_TASK ITEM 1_: According to the vicarious liability article, how much insurance do the small undercapitalized motor carriers have?
_TASK ITEM 2_: Please rewrite the paragraph of the vicarious liability article that begins "Regulations prohibit brokers" as a short bulleted list, keeping its main facts.
_TASK ITEM 3_: Extend the vicarious liability article with a few paragraphs that pick up after its last sentence.

_SELECTED PASSAGE_:
Forced to Second-guess DOT
By Henry E. Seaton
August 2008
Reprinted from etrucker.com


Q How does a small broker or carrier protect itself against vicarious liability when tendering freight to an outside carrier?

A Vicarious liability remains one of the most troubling issues facing intermediaries in transportation. When small undercapitalized motor carriers with only $1 million in insurance are involved in crashes that cause significant injuries, plaintiffs lawyers often try to reach deep pockets up the supply chain by naming the intermediary or the shipper as a party defendant. These attorneys rely on vicarious liability and state law theories such as negligent hiring, assumption of duty, joint venture or agent/principal theories.

The case law is mixed at best, and judges tend to let the issue go to the jury unless they can find as a matter of law that there is no issue of fact upon which a reasonable man could find for the plaintiff.

There is no easy vaccination that can inoculate an intermediary against a finding of vicarious liability, but some of the cases are instructive in showing what you should avoid. All too frequently, to satisfy shipper demands, intermediaries agree to assume carrier-like duties and accept the role of a “service provider.” Assuming such carrier-like duties can lead to factual disputes with adverse consequences over the role of the intermediary as a “pure broker” or “arranger” of transportation. The recent decision in Jones v. C.H. Robinson Worldwide Inc. (2008 U.S. Dist. Lexis 45325; W.D. Va. June 10, 2008) again confirms, I believe, that the best practice is for a “third-party logistician” to define its role clearly as that of a property broker who agrees to retain a carrier that is “licensed, authorized and insured” in accordance with Federal Motor Carrier Safety Administration regulations.

Regulations prohibit brokers from representing themselves as carriers. The common but mistaken practice of naming the broker as the carrier on the bill of lading at time of pickup only confuses the broker’s actual role in the transaction and makes it more likely that an injured party will name it as defendant in a lawsuit.

At the urging of plaintiff’s bar, I think that the courts have misapplied the federal safety regulations to infer wrongly that a shipper or intermediary has some obligation to second-guess the Department of Transportation when choosing a carrier. Congress has imposed a pervasive scheme of safety regulations for determining whether a carrier is fit, willing and able. The safety regulations impose a nondelegable duty on the carrier – and the carrier alone – to ensure compliance with hours of service, drug testing, equipment maintenance, etc. FMCSA uses the SafeStat system, among other tools, to determine when to audit a carrier. DOT has sole responsibility for determining when a carrier is safe for the public to use.

_THE DATA_:
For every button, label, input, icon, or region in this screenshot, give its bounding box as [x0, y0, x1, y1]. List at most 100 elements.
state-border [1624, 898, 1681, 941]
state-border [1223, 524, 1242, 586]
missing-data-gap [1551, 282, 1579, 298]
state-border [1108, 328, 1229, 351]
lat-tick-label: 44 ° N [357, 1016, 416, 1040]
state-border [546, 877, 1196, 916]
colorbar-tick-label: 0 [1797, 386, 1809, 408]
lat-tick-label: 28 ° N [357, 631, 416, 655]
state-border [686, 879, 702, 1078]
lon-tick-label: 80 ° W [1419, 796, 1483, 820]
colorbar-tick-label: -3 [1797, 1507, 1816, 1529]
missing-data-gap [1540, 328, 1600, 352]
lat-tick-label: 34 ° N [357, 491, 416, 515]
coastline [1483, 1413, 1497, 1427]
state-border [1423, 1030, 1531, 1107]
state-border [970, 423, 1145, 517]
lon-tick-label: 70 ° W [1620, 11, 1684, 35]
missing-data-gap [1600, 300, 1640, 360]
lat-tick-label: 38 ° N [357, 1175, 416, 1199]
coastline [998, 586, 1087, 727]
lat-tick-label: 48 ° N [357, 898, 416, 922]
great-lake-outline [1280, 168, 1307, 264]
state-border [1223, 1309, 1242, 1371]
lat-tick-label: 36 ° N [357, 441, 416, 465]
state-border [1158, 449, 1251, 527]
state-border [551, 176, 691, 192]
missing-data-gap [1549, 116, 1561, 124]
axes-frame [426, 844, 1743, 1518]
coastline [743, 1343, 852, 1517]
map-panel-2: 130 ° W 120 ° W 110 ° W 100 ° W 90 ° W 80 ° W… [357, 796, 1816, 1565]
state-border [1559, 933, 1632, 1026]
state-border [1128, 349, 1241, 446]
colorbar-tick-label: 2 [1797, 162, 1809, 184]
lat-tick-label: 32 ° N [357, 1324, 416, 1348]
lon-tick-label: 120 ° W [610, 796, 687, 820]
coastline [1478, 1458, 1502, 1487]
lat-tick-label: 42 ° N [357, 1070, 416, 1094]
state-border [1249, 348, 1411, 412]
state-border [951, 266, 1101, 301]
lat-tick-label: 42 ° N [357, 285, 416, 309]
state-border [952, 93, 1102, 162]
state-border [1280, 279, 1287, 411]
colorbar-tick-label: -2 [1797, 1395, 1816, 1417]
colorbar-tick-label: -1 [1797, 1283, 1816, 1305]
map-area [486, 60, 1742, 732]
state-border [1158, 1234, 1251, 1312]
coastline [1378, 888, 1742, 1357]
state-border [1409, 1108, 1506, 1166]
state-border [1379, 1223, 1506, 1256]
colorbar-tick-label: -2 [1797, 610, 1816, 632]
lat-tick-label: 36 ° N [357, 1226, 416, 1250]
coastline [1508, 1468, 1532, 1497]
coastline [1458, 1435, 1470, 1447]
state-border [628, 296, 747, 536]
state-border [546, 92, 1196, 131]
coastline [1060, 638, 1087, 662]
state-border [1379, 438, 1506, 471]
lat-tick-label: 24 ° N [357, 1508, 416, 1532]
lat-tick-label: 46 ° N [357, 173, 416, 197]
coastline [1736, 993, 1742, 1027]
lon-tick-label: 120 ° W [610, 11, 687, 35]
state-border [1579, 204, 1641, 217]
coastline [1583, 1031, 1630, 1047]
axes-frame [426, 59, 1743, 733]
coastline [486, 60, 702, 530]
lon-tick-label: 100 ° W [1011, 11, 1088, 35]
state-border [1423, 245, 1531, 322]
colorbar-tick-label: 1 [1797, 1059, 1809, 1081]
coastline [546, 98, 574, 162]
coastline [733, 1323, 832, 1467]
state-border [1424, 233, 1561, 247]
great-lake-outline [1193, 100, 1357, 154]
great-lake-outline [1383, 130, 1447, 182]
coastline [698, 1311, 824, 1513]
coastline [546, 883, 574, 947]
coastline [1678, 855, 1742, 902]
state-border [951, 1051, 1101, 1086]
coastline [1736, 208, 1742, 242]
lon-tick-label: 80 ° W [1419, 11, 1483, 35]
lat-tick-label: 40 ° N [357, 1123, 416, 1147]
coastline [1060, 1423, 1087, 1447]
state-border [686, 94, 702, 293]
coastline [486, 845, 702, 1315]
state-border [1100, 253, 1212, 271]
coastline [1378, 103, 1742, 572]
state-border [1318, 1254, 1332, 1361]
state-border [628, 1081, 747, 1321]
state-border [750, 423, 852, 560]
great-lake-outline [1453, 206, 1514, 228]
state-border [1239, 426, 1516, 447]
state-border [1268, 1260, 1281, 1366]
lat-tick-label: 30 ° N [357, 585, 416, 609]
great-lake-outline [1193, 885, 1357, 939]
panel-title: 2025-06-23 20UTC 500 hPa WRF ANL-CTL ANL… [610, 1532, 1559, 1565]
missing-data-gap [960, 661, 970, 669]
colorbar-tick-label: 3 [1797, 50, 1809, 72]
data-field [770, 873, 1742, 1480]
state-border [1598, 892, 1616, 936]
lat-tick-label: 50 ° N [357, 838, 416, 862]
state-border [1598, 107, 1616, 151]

_REPLY 1_: $1 million.

_REPLY 2_:
- Regulations bar brokers from representing themselves as carriers.
- Naming the broker as the carrier on the bill of lading at pickup is a common but mistaken practice.
- This practice confuses the broker's actual role in the transaction.
- It also makes it more likely that an injured party will name the broker as a defendant in a lawsuit.

_REPLY 3_:
The comprehensive federal statutes and safety regulations should be found to preempt and trump state law where the issue is confined to carrier selection. (See article entitled “A Different Point of View,” www.transportationlaw.net/pdf/different_point_of_view-in_transit11-07.pdf).

The suggestions by the plaintiffs bar’s experts that shippers or brokers should examine SafeStat to rule out carriers that DOT otherwise finds fit to operate is an implausible and unworkable standard that would kill transactional brokerage and deprive small carriers of backhauls in the spot market. SafeStat was not intended for that purpose, as the caveats on the public website clearly indicate, and second-guessing the agency should not be required.

At the end of the day, motor carriers are highly regulated public utilities, and the “shipping public” (i.e., shippers, brokers and other carriers) – just like the “traveling public” – should be allowed to rely upon DOT’s determination of fitness.

In this regard, in 2010, FMCSA will replace the current SafeStat program with a more complex continuing compliance system. Clearly, this new program, from what I am seeing, will defy third-party analysis of a carrier’s continuing safety compliance.

It is time for everyone in the supply chain to insist that the federal safety regulations preempt state law and seek statutory confirmation of this fact.